● Problem details: Which lines below hold the word "available"? Copy all of them.

(Saved data entries)
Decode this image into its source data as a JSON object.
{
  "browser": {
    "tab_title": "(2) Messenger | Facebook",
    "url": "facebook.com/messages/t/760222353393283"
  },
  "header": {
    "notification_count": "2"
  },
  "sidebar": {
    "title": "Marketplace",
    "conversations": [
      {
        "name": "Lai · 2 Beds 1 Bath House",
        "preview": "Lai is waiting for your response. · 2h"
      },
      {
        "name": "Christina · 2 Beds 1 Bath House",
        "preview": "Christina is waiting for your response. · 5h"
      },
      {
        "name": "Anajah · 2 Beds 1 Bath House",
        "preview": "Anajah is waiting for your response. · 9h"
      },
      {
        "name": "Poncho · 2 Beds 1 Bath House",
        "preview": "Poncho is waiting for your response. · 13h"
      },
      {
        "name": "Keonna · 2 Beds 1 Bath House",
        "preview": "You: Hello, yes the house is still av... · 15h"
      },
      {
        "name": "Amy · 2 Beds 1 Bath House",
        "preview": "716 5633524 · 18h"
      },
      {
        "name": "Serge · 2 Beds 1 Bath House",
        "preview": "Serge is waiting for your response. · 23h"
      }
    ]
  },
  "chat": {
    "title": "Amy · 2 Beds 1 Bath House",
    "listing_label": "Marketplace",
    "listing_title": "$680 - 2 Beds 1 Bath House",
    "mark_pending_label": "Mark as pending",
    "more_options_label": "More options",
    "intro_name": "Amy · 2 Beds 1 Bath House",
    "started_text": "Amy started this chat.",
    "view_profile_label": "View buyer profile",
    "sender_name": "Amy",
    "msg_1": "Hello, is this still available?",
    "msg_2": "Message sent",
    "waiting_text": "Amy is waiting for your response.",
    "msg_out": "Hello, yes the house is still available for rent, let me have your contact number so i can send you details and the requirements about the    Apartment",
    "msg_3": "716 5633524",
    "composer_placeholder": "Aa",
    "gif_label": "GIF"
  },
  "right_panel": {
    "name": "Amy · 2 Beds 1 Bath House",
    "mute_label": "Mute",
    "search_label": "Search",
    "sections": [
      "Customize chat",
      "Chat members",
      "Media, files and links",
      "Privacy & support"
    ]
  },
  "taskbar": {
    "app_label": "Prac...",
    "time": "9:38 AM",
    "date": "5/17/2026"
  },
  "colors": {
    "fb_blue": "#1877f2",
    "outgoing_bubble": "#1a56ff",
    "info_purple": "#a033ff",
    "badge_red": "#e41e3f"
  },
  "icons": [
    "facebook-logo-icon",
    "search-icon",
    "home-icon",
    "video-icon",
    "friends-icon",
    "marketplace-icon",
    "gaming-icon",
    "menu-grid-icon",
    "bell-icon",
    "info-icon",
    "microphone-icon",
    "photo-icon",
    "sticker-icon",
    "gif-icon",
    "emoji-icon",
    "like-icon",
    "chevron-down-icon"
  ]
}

● Problem solution:
    "msg_1": "Hello, is this still available?",
    "msg_out": "Hello, yes the house is still available for rent, let me have your contact number so i can send you details and the requirements about the    Apartment",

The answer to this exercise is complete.